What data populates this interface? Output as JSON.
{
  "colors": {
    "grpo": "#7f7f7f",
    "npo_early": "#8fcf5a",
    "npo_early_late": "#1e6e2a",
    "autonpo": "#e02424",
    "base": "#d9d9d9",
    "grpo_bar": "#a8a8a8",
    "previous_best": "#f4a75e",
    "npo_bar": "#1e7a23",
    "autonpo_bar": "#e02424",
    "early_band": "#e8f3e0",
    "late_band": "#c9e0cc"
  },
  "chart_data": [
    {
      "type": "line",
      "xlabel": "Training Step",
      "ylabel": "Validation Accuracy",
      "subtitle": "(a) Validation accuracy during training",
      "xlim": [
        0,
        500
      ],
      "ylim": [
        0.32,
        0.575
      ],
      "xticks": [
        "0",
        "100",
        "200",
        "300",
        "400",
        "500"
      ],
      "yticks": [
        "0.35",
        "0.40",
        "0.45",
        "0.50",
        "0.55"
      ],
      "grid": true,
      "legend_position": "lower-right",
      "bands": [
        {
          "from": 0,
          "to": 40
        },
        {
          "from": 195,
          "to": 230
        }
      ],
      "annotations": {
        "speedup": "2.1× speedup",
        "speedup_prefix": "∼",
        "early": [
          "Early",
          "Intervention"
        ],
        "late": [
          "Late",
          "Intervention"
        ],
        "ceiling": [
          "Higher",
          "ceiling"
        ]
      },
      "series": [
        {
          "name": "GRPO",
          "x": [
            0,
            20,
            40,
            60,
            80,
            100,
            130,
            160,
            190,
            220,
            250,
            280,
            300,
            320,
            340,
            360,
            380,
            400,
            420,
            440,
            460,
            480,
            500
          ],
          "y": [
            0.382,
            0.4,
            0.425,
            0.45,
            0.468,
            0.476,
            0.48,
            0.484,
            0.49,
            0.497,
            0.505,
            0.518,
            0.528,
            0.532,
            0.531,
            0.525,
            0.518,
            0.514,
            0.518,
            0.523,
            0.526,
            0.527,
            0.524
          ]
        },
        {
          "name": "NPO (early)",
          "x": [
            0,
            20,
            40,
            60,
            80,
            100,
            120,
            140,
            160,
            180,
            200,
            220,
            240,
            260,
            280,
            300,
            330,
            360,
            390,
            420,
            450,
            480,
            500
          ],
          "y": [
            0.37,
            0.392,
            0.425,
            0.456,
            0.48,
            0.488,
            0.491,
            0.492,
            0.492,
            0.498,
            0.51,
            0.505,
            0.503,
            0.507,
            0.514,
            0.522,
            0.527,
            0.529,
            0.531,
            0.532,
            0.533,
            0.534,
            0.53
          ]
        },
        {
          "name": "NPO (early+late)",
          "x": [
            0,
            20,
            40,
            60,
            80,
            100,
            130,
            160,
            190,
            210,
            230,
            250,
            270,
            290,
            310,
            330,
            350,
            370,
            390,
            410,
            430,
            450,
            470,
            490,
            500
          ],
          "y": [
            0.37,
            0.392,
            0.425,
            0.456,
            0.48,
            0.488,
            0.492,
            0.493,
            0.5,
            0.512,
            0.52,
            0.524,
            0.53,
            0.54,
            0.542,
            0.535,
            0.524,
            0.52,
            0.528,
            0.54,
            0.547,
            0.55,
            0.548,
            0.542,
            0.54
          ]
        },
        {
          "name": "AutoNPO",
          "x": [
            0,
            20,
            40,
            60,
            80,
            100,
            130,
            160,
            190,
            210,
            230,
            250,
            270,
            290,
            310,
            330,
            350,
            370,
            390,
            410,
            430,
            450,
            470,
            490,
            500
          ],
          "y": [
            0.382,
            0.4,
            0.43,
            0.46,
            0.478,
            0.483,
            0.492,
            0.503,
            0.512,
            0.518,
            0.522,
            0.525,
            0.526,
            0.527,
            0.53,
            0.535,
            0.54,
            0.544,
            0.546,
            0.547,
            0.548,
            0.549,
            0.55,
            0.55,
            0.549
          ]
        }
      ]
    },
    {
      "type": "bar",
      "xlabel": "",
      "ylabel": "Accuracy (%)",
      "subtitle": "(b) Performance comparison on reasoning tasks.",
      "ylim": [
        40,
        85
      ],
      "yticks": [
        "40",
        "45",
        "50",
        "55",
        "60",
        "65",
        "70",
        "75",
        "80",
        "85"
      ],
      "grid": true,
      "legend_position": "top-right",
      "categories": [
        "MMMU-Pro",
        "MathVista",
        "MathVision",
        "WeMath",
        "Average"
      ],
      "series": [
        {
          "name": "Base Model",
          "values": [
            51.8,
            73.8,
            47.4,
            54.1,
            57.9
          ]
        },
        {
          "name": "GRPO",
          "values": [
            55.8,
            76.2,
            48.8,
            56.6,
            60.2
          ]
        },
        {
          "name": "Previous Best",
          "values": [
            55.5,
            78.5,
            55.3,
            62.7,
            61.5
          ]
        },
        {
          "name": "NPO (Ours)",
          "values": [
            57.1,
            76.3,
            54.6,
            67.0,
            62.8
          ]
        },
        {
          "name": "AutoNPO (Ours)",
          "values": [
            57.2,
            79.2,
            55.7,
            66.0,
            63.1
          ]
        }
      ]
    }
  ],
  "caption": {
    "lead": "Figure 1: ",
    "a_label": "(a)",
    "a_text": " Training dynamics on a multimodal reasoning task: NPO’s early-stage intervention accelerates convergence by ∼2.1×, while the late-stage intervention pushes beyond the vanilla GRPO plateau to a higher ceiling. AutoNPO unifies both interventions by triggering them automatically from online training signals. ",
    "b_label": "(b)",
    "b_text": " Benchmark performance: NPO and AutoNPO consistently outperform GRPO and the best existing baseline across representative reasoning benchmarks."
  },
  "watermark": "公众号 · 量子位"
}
# # #
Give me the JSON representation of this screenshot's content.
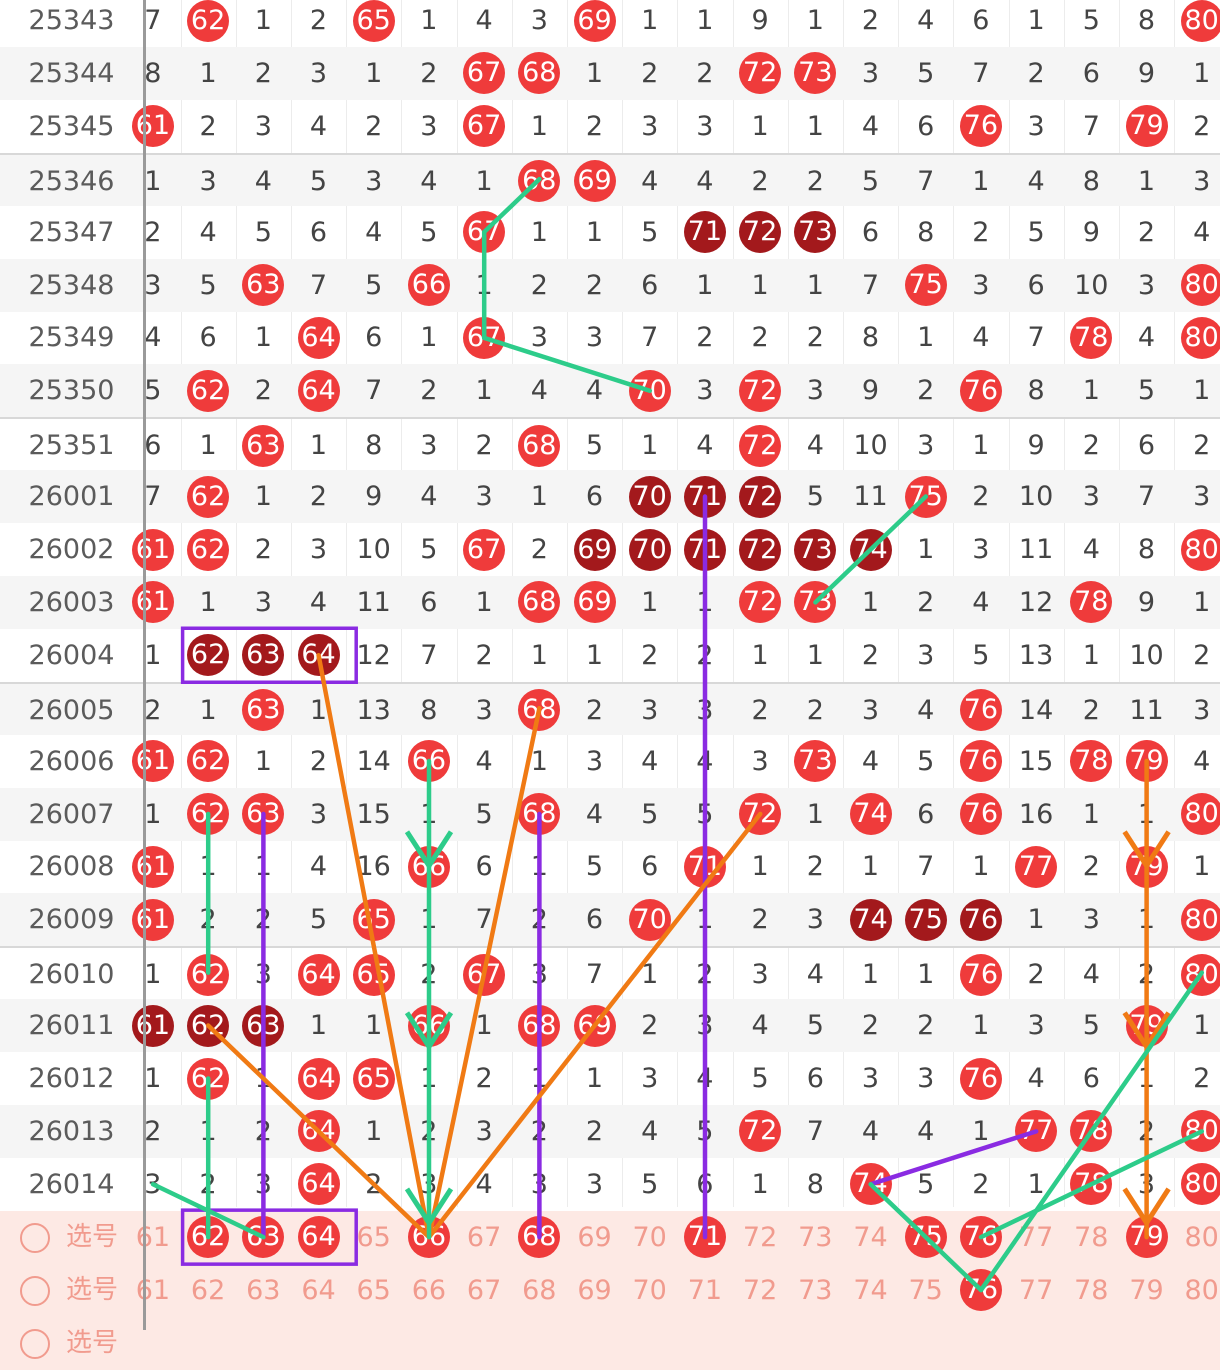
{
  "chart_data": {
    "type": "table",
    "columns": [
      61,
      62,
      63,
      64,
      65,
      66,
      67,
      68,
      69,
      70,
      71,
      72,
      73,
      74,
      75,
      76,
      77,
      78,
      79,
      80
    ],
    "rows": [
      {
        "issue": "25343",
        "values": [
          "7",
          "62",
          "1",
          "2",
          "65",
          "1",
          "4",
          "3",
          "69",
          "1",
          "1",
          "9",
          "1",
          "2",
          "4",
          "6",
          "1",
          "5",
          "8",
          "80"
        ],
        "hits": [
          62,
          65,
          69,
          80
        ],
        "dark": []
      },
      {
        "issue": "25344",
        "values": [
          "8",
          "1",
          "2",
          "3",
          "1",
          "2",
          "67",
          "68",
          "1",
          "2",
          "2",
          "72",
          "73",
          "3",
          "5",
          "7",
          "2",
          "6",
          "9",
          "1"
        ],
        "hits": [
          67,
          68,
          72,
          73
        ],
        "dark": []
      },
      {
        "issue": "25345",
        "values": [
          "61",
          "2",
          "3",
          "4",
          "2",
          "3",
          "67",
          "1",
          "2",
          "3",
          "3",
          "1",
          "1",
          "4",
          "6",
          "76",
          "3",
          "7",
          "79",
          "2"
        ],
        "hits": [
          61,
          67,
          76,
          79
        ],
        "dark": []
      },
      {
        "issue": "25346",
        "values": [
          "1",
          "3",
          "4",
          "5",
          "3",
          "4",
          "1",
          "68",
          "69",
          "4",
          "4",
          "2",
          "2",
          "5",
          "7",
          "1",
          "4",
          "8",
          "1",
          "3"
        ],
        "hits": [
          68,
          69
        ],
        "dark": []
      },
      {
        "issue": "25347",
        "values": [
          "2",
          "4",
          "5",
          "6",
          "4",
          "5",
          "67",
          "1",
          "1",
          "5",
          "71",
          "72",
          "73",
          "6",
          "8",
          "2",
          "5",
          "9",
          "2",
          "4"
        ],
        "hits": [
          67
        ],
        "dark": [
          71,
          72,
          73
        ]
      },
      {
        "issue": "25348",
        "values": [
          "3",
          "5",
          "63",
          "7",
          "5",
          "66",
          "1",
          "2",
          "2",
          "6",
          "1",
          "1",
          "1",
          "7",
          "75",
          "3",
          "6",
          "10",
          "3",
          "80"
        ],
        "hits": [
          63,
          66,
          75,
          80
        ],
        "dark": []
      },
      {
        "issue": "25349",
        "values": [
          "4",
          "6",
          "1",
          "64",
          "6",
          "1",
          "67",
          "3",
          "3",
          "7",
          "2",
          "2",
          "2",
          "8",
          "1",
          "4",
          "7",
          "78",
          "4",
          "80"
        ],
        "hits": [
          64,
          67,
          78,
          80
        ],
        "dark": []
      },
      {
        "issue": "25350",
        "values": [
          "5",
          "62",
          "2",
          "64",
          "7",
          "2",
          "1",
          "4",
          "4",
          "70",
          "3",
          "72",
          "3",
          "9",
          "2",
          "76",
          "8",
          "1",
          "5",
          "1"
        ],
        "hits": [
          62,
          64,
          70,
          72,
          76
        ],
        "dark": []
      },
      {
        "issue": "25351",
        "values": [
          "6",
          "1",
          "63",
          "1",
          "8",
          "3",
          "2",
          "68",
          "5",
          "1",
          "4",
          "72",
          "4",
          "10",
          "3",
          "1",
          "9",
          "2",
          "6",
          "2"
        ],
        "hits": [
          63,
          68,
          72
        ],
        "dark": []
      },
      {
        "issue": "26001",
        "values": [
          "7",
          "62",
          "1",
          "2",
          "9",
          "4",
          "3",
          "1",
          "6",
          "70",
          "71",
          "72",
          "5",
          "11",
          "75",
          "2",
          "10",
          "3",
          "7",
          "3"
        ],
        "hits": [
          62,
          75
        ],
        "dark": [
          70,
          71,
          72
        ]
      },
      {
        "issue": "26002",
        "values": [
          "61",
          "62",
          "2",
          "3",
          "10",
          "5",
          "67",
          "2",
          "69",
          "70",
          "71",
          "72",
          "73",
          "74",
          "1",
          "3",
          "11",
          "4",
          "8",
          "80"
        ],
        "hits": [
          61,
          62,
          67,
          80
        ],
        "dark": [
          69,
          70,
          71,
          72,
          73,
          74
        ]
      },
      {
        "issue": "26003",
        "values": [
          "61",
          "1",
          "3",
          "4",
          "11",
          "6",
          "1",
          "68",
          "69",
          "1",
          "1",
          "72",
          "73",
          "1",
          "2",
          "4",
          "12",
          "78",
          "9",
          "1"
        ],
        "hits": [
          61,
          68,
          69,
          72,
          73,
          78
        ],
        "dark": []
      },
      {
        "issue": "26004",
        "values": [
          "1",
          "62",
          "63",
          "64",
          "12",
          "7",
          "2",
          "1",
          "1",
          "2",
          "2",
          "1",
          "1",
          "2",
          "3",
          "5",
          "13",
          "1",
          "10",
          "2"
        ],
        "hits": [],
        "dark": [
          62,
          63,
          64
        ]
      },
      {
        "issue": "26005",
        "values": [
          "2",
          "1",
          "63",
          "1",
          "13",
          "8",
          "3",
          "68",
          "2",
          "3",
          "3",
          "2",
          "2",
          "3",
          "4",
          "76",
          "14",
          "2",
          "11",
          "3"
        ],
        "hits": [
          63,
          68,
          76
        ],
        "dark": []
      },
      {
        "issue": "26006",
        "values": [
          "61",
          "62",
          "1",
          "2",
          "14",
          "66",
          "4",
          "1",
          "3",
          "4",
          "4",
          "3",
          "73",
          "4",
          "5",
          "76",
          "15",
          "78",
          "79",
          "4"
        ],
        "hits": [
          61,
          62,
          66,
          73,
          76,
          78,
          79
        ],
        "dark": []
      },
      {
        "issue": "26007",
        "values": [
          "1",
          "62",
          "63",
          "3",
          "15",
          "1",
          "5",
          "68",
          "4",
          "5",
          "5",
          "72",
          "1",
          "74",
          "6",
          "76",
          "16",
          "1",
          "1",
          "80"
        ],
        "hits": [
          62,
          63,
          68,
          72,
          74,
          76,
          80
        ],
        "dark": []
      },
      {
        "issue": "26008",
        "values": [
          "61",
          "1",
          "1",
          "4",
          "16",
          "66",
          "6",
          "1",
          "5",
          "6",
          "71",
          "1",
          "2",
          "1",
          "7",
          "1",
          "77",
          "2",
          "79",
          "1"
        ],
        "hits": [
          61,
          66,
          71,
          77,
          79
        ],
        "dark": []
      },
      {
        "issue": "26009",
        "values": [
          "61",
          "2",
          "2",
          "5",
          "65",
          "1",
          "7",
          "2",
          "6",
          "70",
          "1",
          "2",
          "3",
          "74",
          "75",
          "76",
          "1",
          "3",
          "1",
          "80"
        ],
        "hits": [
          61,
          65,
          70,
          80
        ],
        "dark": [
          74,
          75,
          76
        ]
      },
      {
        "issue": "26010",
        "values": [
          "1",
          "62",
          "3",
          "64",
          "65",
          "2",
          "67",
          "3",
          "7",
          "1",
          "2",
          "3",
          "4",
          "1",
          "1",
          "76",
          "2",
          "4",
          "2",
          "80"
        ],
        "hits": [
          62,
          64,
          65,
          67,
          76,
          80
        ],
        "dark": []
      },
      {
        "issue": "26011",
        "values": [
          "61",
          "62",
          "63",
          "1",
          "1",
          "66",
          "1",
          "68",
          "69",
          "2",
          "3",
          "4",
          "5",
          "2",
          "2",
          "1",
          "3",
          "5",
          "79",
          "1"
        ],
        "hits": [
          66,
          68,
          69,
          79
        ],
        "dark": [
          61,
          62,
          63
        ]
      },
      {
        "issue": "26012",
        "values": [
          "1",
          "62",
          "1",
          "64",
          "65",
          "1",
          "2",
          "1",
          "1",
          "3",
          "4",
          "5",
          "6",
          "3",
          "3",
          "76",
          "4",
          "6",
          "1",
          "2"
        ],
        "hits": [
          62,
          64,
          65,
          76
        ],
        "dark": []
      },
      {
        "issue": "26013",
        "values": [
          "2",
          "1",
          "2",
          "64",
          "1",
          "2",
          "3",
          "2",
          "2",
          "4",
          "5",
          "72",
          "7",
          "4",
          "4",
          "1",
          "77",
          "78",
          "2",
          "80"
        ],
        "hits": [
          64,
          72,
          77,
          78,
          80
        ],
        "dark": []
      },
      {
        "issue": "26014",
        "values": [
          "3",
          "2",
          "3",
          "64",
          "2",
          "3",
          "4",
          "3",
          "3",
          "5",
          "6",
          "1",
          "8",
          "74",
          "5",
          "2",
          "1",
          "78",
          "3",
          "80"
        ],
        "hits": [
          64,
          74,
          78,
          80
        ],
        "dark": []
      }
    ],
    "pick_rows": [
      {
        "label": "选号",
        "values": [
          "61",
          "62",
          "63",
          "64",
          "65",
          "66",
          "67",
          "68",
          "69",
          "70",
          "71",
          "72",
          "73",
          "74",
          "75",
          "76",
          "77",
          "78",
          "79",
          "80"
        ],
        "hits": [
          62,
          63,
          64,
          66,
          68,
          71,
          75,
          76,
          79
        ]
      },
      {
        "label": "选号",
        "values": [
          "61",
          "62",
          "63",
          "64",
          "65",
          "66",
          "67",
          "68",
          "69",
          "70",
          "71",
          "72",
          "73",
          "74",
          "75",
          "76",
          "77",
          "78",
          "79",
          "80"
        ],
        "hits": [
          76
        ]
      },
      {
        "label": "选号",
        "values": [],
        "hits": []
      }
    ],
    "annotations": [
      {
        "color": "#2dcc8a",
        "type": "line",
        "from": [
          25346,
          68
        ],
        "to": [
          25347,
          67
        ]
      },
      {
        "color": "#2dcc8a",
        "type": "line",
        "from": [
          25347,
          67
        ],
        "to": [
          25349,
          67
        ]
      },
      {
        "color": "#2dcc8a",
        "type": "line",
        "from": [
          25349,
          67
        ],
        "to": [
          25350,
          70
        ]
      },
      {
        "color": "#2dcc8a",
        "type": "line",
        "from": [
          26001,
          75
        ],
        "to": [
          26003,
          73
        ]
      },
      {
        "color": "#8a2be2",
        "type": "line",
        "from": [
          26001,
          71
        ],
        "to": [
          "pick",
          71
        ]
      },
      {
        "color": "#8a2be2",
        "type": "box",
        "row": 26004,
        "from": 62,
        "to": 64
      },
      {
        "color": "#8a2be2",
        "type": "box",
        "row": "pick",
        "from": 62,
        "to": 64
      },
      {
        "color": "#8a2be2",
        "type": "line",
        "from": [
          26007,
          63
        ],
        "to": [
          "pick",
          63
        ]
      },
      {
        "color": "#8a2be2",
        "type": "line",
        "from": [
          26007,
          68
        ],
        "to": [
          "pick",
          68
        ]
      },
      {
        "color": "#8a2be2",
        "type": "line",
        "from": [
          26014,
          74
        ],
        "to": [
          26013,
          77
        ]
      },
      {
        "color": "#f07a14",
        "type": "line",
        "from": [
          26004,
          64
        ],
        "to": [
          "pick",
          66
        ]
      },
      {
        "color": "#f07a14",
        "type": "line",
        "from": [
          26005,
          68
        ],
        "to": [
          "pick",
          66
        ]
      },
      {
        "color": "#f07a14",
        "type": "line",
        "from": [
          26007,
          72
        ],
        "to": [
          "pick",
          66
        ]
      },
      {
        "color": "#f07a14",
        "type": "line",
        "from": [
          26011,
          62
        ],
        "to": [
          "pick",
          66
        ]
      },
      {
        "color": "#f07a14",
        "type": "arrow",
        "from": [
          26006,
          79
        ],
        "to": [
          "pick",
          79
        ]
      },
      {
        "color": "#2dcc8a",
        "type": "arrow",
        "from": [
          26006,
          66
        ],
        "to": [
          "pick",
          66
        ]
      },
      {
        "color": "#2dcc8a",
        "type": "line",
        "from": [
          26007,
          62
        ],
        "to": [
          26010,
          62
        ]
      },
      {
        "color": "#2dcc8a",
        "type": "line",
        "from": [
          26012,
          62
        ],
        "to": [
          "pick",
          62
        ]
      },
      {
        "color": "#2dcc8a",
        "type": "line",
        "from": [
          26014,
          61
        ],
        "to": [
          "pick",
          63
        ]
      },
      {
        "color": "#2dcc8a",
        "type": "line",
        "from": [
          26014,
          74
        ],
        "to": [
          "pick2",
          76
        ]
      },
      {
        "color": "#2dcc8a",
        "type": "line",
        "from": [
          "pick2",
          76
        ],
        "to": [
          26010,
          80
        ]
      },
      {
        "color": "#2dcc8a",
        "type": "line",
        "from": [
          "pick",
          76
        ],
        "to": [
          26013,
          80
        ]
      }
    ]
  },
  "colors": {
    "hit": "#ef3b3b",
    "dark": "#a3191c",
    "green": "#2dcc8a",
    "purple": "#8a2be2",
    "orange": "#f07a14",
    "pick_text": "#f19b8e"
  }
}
# # #
• [SET EXERCISE]: In the lines above, find each one with "ylabel" and list it.

• [THE SOLUTION]:
      "ylabel": "Validation Accuracy",
      "ylabel": "Accuracy (%)",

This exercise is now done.